• MATERIAL FOR THE TASK
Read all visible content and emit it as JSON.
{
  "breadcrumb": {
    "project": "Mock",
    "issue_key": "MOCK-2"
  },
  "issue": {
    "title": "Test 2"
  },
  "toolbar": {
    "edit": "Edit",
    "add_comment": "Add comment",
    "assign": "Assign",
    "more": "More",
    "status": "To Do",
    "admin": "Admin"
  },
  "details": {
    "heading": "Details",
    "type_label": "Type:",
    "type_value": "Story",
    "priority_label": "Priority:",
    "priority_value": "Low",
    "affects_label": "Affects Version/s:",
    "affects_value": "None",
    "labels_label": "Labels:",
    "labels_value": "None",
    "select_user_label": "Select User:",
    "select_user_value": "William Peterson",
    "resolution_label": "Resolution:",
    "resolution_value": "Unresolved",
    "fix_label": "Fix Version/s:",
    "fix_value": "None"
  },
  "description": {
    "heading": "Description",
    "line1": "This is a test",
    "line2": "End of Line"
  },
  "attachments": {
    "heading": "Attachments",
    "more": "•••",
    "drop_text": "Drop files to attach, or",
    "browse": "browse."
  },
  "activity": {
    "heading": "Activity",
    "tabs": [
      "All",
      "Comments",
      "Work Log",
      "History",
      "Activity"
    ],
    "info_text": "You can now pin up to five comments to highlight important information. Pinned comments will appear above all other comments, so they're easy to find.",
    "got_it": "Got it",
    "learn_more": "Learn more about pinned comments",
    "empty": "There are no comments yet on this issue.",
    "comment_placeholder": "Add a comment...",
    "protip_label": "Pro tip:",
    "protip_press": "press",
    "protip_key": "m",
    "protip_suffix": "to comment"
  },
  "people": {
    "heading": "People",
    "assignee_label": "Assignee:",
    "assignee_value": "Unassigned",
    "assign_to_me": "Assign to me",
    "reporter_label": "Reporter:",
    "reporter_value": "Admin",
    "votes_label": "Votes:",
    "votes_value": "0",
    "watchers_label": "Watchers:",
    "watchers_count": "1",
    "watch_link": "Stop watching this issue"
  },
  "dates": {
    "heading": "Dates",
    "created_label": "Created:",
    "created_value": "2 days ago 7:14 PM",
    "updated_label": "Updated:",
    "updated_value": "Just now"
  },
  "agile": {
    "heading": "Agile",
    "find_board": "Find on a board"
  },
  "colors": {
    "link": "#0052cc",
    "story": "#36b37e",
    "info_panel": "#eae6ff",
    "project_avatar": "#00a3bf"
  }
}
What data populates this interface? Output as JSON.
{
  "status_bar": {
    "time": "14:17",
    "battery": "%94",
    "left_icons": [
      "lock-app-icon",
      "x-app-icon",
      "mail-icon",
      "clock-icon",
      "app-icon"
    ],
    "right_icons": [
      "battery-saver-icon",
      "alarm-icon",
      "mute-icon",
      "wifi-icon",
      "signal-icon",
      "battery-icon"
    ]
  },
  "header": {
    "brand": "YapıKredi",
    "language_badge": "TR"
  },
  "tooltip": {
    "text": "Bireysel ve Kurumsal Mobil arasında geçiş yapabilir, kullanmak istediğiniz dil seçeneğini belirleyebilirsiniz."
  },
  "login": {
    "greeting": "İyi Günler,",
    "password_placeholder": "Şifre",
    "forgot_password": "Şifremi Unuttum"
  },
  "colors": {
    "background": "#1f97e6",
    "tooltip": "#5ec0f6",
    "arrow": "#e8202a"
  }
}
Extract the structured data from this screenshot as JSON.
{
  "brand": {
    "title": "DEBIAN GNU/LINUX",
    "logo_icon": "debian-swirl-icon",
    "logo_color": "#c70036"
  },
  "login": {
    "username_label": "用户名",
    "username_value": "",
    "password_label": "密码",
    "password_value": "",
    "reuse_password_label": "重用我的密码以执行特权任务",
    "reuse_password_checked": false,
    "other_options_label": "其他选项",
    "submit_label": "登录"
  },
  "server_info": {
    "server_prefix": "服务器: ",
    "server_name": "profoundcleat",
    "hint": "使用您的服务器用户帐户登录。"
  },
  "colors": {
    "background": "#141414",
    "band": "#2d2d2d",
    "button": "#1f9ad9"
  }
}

• REQUIRED TASK
Reproduce the data shown above exactly.

• COMPLETED TASK
Read all visible content and emit it as JSON.
{
  "breadcrumb": {
    "project": "Mock",
    "issue_key": "MOCK-2"
  },
  "issue": {
    "title": "Test 2"
  },
  "toolbar": {
    "edit": "Edit",
    "add_comment": "Add comment",
    "assign": "Assign",
    "more": "More",
    "status": "To Do",
    "admin": "Admin"
  },
  "details": {
    "heading": "Details",
    "type_label": "Type:",
    "type_value": "Story",
    "priority_label": "Priority:",
    "priority_value": "Low",
    "affects_label": "Affects Version/s:",
    "affects_value": "None",
    "labels_label": "Labels:",
    "labels_value": "None",
    "select_user_label": "Select User:",
    "select_user_value": "William Peterson",
    "resolution_label": "Resolution:",
    "resolution_value": "Unresolved",
    "fix_label": "Fix Version/s:",
    "fix_value": "None"
  },
  "description": {
    "heading": "Description",
    "line1": "This is a test",
    "line2": "End of Line"
  },
  "attachments": {
    "heading": "Attachments",
    "more": "•••",
    "drop_text": "Drop files to attach, or",
    "browse": "browse."
  },
  "activity": {
    "heading": "Activity",
    "tabs": [
      "All",
      "Comments",
      "Work Log",
      "History",
      "Activity"
    ],
    "info_text": "You can now pin up to five comments to highlight important information. Pinned comments will appear above all other comments, so they're easy to find.",
    "got_it": "Got it",
    "learn_more": "Learn more about pinned comments",
    "empty": "There are no comments yet on this issue.",
    "comment_placeholder": "Add a comment...",
    "protip_label": "Pro tip:",
    "protip_press": "press",
    "protip_key": "m",
    "protip_suffix": "to comment"
  },
  "people": {
    "heading": "People",
    "assignee_label": "Assignee:",
    "assignee_value": "Unassigned",
    "assign_to_me": "Assign to me",
    "reporter_label": "Reporter:",
    "reporter_value": "Admin",
    "votes_label": "Votes:",
    "votes_value": "0",
    "watchers_label": "Watchers:",
    "watchers_count": "1",
    "watch_link": "Stop watching this issue"
  },
  "dates": {
    "heading": "Dates",
    "created_label": "Created:",
    "created_value": "2 days ago 7:14 PM",
    "updated_label": "Updated:",
    "updated_value": "Just now"
  },
  "agile": {
    "heading": "Agile",
    "find_board": "Find on a board"
  },
  "colors": {
    "link": "#0052cc",
    "story": "#36b37e",
    "info_panel": "#eae6ff",
    "project_avatar": "#00a3bf"
  }
}
What data populates this interface? Output as JSON.
{
  "status_bar": {
    "time": "14:17",
    "battery": "%94",
    "left_icons": [
      "lock-app-icon",
      "x-app-icon",
      "mail-icon",
      "clock-icon",
      "app-icon"
    ],
    "right_icons": [
      "battery-saver-icon",
      "alarm-icon",
      "mute-icon",
      "wifi-icon",
      "signal-icon",
      "battery-icon"
    ]
  },
  "header": {
    "brand": "YapıKredi",
    "language_badge": "TR"
  },
  "tooltip": {
    "text": "Bireysel ve Kurumsal Mobil arasında geçiş yapabilir, kullanmak istediğiniz dil seçeneğini belirleyebilirsiniz."
  },
  "login": {
    "greeting": "İyi Günler,",
    "password_placeholder": "Şifre",
    "forgot_password": "Şifremi Unuttum"
  },
  "colors": {
    "background": "#1f97e6",
    "tooltip": "#5ec0f6",
    "arrow": "#e8202a"
  }
}
Extract the structured data from this screenshot as JSON.
{
  "brand": {
    "title": "DEBIAN GNU/LINUX",
    "logo_icon": "debian-swirl-icon",
    "logo_color": "#c70036"
  },
  "login": {
    "username_label": "用户名",
    "username_value": "",
    "password_label": "密码",
    "password_value": "",
    "reuse_password_label": "重用我的密码以执行特权任务",
    "reuse_password_checked": false,
    "other_options_label": "其他选项",
    "submit_label": "登录"
  },
  "server_info": {
    "server_prefix": "服务器: ",
    "server_name": "profoundcleat",
    "hint": "使用您的服务器用户帐户登录。"
  },
  "colors": {
    "background": "#141414",
    "band": "#2d2d2d",
    "button": "#1f9ad9"
  }
}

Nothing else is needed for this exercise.